- Directions for this task -
Format the rows from the first one through the row containing "y-tick-label: 0.0: [52, 776, 69, 797]", both included, as a JSON list of strings with one string per row, leaving out any blank lines.

- The records -
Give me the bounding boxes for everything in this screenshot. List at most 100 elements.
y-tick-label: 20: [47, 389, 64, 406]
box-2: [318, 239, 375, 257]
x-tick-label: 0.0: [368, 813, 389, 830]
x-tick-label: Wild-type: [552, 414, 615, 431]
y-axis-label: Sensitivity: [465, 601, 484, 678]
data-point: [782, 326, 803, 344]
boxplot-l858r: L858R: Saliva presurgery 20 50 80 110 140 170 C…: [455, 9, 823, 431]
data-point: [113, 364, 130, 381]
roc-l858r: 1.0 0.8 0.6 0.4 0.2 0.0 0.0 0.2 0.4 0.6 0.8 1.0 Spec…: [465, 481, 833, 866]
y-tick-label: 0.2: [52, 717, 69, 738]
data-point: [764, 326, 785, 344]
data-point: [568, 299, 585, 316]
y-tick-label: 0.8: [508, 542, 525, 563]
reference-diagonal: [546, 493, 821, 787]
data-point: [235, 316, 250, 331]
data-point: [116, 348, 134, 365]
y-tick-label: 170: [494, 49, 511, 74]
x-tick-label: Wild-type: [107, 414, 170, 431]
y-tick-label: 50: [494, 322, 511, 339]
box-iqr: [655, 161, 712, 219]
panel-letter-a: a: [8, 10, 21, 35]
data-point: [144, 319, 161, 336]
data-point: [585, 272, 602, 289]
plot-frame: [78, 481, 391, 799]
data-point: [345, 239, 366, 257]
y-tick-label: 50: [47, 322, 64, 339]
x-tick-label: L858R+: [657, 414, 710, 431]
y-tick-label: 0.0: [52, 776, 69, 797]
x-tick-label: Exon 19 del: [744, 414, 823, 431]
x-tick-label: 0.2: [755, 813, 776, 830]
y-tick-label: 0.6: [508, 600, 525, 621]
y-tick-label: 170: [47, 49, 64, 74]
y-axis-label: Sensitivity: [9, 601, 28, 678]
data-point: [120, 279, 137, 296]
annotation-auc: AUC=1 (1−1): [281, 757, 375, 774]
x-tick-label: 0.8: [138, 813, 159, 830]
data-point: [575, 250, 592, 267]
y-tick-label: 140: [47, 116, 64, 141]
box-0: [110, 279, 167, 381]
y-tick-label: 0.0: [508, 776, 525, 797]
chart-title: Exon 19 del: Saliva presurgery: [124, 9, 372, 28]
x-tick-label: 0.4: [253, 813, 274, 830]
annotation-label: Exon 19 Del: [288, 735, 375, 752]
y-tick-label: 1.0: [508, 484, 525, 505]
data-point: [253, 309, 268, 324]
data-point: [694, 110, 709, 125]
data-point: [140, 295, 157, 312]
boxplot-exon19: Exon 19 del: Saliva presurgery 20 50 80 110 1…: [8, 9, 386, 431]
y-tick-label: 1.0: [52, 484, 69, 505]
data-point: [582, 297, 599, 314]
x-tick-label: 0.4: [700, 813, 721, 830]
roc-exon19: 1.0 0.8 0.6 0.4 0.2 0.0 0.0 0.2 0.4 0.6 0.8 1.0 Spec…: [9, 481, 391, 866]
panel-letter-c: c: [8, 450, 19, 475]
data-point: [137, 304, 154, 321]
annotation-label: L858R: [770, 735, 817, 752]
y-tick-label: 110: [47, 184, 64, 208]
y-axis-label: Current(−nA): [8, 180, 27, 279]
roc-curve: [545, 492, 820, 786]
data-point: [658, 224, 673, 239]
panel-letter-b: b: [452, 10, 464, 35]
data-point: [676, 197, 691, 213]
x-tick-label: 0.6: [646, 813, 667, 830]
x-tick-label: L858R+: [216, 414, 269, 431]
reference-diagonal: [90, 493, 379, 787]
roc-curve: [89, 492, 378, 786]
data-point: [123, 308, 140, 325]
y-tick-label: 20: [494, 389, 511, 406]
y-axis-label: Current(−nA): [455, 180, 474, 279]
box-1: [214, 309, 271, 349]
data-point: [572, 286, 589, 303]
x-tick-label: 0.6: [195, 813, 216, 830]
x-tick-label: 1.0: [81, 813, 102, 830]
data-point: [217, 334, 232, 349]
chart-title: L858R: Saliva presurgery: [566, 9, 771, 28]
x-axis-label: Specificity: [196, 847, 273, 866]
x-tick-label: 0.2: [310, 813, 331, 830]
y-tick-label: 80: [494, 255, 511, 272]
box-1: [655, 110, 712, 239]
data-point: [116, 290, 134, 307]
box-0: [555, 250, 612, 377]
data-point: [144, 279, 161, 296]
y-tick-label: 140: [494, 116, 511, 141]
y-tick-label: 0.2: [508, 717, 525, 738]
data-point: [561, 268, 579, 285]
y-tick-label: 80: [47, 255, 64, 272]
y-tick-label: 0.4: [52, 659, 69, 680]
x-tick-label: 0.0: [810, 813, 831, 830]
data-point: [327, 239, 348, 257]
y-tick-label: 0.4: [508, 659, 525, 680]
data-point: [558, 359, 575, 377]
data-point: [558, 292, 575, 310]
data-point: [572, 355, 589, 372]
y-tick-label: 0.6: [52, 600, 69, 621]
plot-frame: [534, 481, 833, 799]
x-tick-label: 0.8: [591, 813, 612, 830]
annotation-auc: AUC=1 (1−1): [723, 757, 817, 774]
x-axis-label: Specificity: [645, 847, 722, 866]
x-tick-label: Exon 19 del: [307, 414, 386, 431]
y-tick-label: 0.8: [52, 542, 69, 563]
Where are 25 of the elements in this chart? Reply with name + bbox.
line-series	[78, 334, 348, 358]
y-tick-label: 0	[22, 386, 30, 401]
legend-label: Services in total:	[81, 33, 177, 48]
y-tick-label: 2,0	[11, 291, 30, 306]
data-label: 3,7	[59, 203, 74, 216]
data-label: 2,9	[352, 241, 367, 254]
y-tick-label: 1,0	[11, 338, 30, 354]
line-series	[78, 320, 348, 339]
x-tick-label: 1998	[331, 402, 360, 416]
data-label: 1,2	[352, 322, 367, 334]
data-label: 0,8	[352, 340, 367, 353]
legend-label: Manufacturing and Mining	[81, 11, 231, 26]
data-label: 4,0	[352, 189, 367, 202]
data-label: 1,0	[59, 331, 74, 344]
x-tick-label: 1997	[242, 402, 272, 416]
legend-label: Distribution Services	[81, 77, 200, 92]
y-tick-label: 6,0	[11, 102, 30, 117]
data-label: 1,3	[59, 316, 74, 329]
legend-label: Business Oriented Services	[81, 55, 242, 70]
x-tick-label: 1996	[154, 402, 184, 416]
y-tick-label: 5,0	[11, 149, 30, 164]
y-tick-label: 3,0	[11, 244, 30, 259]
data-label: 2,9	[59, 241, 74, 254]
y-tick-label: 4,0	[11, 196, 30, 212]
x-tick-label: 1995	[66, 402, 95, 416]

- Complete answer -
[
  "Give me the bounding boxes for everything in this screenshot. List at most 100 elements.",
  "y-tick-label: 20: [47, 389, 64, 406]",
  "box-2: [318, 239, 375, 257]",
  "x-tick-label: 0.0: [368, 813, 389, 830]",
  "x-tick-label: Wild-type: [552, 414, 615, 431]",
  "y-axis-label: Sensitivity: [465, 601, 484, 678]",
  "data-point: [782, 326, 803, 344]",
  "boxplot-l858r: L858R: Saliva presurgery 20 50 80 110 140 170 C…: [455, 9, 823, 431]",
  "data-point: [113, 364, 130, 381]",
  "roc-l858r: 1.0 0.8 0.6 0.4 0.2 0.0 0.0 0.2 0.4 0.6 0.8 1.0 Spec…: [465, 481, 833, 866]",
  "y-tick-label: 0.2: [52, 717, 69, 738]",
  "data-point: [764, 326, 785, 344]",
  "data-point: [568, 299, 585, 316]",
  "y-tick-label: 0.8: [508, 542, 525, 563]",
  "reference-diagonal: [546, 493, 821, 787]",
  "data-point: [235, 316, 250, 331]",
  "data-point: [116, 348, 134, 365]",
  "y-tick-label: 170: [494, 49, 511, 74]",
  "x-tick-label: Wild-type: [107, 414, 170, 431]",
  "y-tick-label: 50: [494, 322, 511, 339]",
  "box-iqr: [655, 161, 712, 219]",
  "panel-letter-a: a: [8, 10, 21, 35]",
  "data-point: [144, 319, 161, 336]",
  "data-point: [585, 272, 602, 289]",
  "plot-frame: [78, 481, 391, 799]",
  "data-point: [345, 239, 366, 257]",
  "y-tick-label: 50: [47, 322, 64, 339]",
  "x-tick-label: L858R+: [657, 414, 710, 431]",
  "y-tick-label: 0.0: [52, 776, 69, 797]"
]